** START **
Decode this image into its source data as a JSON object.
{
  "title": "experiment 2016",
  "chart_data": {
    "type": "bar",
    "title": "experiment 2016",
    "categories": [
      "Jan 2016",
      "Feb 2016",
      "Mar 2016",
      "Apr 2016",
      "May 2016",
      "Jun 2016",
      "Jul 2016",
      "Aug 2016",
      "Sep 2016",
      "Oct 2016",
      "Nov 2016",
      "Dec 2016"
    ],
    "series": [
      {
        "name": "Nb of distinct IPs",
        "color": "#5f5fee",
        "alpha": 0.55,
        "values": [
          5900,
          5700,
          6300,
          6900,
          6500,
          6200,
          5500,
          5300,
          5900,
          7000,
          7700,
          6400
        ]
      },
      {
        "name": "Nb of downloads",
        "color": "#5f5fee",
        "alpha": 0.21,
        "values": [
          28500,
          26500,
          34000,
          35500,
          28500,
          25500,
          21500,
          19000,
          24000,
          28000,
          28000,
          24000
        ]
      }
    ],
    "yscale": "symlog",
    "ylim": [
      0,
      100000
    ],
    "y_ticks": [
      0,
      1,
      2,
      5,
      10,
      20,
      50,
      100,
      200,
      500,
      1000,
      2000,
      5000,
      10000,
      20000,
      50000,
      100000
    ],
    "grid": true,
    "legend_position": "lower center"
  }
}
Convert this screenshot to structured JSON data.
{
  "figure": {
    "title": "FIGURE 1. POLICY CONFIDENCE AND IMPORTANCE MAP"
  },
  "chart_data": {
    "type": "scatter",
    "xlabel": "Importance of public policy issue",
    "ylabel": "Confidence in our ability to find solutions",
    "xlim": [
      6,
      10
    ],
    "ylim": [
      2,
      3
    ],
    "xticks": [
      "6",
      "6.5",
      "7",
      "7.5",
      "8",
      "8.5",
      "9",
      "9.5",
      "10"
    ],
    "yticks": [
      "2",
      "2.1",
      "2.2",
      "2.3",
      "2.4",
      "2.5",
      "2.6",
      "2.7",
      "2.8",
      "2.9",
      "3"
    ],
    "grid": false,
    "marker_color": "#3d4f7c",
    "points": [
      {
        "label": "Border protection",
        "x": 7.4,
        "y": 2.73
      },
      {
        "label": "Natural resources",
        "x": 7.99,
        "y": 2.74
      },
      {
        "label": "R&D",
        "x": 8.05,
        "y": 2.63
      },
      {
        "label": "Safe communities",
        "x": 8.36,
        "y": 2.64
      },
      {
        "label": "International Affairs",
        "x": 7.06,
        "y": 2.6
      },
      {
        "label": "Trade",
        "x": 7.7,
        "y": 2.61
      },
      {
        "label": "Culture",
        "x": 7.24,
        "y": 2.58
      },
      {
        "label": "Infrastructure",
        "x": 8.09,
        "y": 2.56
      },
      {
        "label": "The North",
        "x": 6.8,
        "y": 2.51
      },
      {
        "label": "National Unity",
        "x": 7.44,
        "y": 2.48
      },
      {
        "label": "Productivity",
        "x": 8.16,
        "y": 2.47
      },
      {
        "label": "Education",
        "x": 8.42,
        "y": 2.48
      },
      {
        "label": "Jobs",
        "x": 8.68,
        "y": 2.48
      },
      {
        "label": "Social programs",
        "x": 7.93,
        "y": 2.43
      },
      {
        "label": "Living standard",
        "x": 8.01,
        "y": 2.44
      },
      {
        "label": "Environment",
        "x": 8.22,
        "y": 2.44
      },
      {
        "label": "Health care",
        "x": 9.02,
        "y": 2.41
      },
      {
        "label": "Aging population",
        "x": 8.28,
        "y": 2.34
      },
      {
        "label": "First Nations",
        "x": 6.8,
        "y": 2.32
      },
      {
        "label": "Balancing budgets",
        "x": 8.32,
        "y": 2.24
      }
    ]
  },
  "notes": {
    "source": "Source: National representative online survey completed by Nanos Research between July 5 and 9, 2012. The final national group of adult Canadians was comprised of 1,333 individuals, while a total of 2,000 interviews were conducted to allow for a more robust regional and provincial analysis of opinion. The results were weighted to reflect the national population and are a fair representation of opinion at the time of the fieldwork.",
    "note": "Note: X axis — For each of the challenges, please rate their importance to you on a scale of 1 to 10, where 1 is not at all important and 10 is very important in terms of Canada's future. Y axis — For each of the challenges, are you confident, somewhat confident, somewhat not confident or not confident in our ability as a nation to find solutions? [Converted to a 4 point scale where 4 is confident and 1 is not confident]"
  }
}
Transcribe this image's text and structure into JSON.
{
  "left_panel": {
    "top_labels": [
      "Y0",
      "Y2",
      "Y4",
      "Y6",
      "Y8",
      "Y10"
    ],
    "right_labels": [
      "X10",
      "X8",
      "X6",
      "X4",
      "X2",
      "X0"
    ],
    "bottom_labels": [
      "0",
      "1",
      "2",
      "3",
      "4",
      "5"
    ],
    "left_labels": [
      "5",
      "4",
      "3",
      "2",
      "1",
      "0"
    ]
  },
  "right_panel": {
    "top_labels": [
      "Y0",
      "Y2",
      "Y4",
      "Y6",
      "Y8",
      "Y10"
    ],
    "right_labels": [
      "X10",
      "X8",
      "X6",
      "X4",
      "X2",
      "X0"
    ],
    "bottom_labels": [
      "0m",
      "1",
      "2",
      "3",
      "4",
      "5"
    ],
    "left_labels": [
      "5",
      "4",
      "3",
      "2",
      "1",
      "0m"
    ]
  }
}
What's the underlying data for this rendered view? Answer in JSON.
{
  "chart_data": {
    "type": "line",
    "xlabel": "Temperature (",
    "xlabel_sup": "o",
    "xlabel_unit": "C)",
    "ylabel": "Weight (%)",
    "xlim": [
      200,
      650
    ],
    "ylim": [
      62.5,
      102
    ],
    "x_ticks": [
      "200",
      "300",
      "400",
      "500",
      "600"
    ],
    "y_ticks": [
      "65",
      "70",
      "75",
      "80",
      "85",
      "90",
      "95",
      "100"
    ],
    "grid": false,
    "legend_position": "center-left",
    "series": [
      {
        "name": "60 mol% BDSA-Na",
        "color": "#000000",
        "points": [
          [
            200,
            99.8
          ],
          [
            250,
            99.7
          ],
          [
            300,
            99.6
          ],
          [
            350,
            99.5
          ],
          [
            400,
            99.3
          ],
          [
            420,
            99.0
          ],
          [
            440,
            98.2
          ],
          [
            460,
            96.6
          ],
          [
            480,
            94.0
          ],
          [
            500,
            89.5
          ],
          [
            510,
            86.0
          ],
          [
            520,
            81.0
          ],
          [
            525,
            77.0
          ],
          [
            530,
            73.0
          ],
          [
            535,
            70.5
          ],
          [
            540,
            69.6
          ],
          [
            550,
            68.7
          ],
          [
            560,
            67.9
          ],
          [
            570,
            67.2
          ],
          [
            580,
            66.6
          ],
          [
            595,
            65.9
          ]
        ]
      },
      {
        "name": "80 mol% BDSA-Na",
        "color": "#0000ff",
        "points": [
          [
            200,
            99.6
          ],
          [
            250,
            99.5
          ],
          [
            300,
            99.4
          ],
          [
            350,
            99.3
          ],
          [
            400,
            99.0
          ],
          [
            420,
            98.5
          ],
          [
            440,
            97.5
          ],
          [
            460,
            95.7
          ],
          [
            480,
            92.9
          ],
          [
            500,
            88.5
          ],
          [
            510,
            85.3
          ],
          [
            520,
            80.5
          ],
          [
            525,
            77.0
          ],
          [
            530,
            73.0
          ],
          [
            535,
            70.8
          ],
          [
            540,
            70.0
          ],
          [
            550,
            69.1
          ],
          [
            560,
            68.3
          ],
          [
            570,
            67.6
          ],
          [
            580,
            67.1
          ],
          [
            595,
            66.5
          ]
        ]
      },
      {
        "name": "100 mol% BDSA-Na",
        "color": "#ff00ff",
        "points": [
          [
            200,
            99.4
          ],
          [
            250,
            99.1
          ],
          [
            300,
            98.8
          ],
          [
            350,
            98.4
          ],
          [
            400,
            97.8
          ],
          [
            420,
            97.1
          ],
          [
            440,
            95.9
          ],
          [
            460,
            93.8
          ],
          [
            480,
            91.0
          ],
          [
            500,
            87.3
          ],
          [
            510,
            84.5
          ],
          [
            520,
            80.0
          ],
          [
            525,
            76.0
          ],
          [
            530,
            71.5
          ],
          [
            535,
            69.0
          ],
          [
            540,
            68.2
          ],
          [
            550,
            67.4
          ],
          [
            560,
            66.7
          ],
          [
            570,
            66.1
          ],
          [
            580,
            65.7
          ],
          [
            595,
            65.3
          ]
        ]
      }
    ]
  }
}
** END **
- _What to work on_: Whenever "experiment" turns up in a line, pick that line out.

- _Output for this exercise_:
  "title": "experiment 2016",
    "title": "experiment 2016",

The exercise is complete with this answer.